### [PROBLEM]
Quote, verbatim, all material below, without pictures.

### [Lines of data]
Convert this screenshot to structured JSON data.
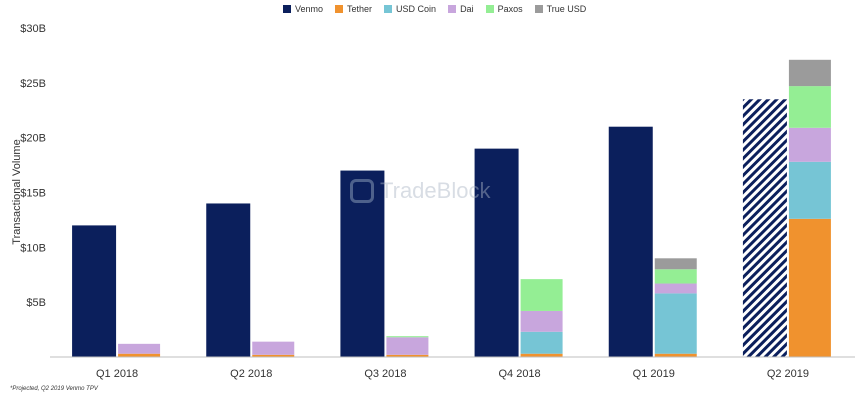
{
  "legend": {
    "items": [
      {
        "label": "Venmo",
        "color": "#0b1f5c"
      },
      {
        "label": "Tether",
        "color": "#f0922e"
      },
      {
        "label": "USD Coin",
        "color": "#76c5d5"
      },
      {
        "label": "Dai",
        "color": "#c8a6dd"
      },
      {
        "label": "Paxos",
        "color": "#94ee94"
      },
      {
        "label": "True USD",
        "color": "#9b9b9b"
      }
    ]
  },
  "footnote": "*Projected, Q2 2019 Venmo TPV",
  "watermark": "TradeBlock",
  "chart_data": {
    "type": "bar",
    "title": "",
    "xlabel": "",
    "ylabel": "Transactional Volume",
    "ylim": [
      0,
      30
    ],
    "yticks": [
      "$30B",
      "$25B",
      "$20B",
      "$15B",
      "$10B",
      "$5B"
    ],
    "ytick_values": [
      30,
      25,
      20,
      15,
      10,
      5
    ],
    "categories": [
      "Q1 2018",
      "Q2 2018",
      "Q3 2018",
      "Q4 2018",
      "Q1 2019",
      "Q2 2019"
    ],
    "series": [
      {
        "name": "Venmo",
        "values": [
          12,
          14,
          17,
          19,
          21,
          23.5
        ],
        "projected": [
          false,
          false,
          false,
          false,
          false,
          true
        ],
        "color": "#0b1f5c"
      },
      {
        "name": "Tether",
        "values": [
          0.3,
          0.2,
          0.2,
          0.3,
          0.3,
          12.6
        ],
        "color": "#f0922e",
        "stack": "stablecoins"
      },
      {
        "name": "USD Coin",
        "values": [
          0,
          0,
          0,
          2,
          5.5,
          5.2
        ],
        "color": "#76c5d5",
        "stack": "stablecoins"
      },
      {
        "name": "Dai",
        "values": [
          0.9,
          1.2,
          1.6,
          1.9,
          0.9,
          3.1
        ],
        "color": "#c8a6dd",
        "stack": "stablecoins"
      },
      {
        "name": "Paxos",
        "values": [
          0,
          0,
          0.1,
          2.9,
          1.3,
          3.8
        ],
        "color": "#94ee94",
        "stack": "stablecoins"
      },
      {
        "name": "True USD",
        "values": [
          0,
          0,
          0,
          0,
          1,
          2.4
        ],
        "color": "#9b9b9b",
        "stack": "stablecoins"
      }
    ],
    "grid": false,
    "legend_position": "top-center"
  }
}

### [SOLUTION]
Convert this screenshot to structured JSON data.
{
  "legend": {
    "items": [
      {
        "label": "Venmo",
        "color": "#0b1f5c"
      },
      {
        "label": "Tether",
        "color": "#f0922e"
      },
      {
        "label": "USD Coin",
        "color": "#76c5d5"
      },
      {
        "label": "Dai",
        "color": "#c8a6dd"
      },
      {
        "label": "Paxos",
        "color": "#94ee94"
      },
      {
        "label": "True USD",
        "color": "#9b9b9b"
      }
    ]
  },
  "footnote": "*Projected, Q2 2019 Venmo TPV",
  "watermark": "TradeBlock",
  "chart_data": {
    "type": "bar",
    "title": "",
    "xlabel": "",
    "ylabel": "Transactional Volume",
    "ylim": [
      0,
      30
    ],
    "yticks": [
      "$30B",
      "$25B",
      "$20B",
      "$15B",
      "$10B",
      "$5B"
    ],
    "ytick_values": [
      30,
      25,
      20,
      15,
      10,
      5
    ],
    "categories": [
      "Q1 2018",
      "Q2 2018",
      "Q3 2018",
      "Q4 2018",
      "Q1 2019",
      "Q2 2019"
    ],
    "series": [
      {
        "name": "Venmo",
        "values": [
          12,
          14,
          17,
          19,
          21,
          23.5
        ],
        "projected": [
          false,
          false,
          false,
          false,
          false,
          true
        ],
        "color": "#0b1f5c"
      },
      {
        "name": "Tether",
        "values": [
          0.3,
          0.2,
          0.2,
          0.3,
          0.3,
          12.6
        ],
        "color": "#f0922e",
        "stack": "stablecoins"
      },
      {
        "name": "USD Coin",
        "values": [
          0,
          0,
          0,
          2,
          5.5,
          5.2
        ],
        "color": "#76c5d5",
        "stack": "stablecoins"
      },
      {
        "name": "Dai",
        "values": [
          0.9,
          1.2,
          1.6,
          1.9,
          0.9,
          3.1
        ],
        "color": "#c8a6dd",
        "stack": "stablecoins"
      },
      {
        "name": "Paxos",
        "values": [
          0,
          0,
          0.1,
          2.9,
          1.3,
          3.8
        ],
        "color": "#94ee94",
        "stack": "stablecoins"
      },
      {
        "name": "True USD",
        "values": [
          0,
          0,
          0,
          0,
          1,
          2.4
        ],
        "color": "#9b9b9b",
        "stack": "stablecoins"
      }
    ],
    "grid": false,
    "legend_position": "top-center"
  }
}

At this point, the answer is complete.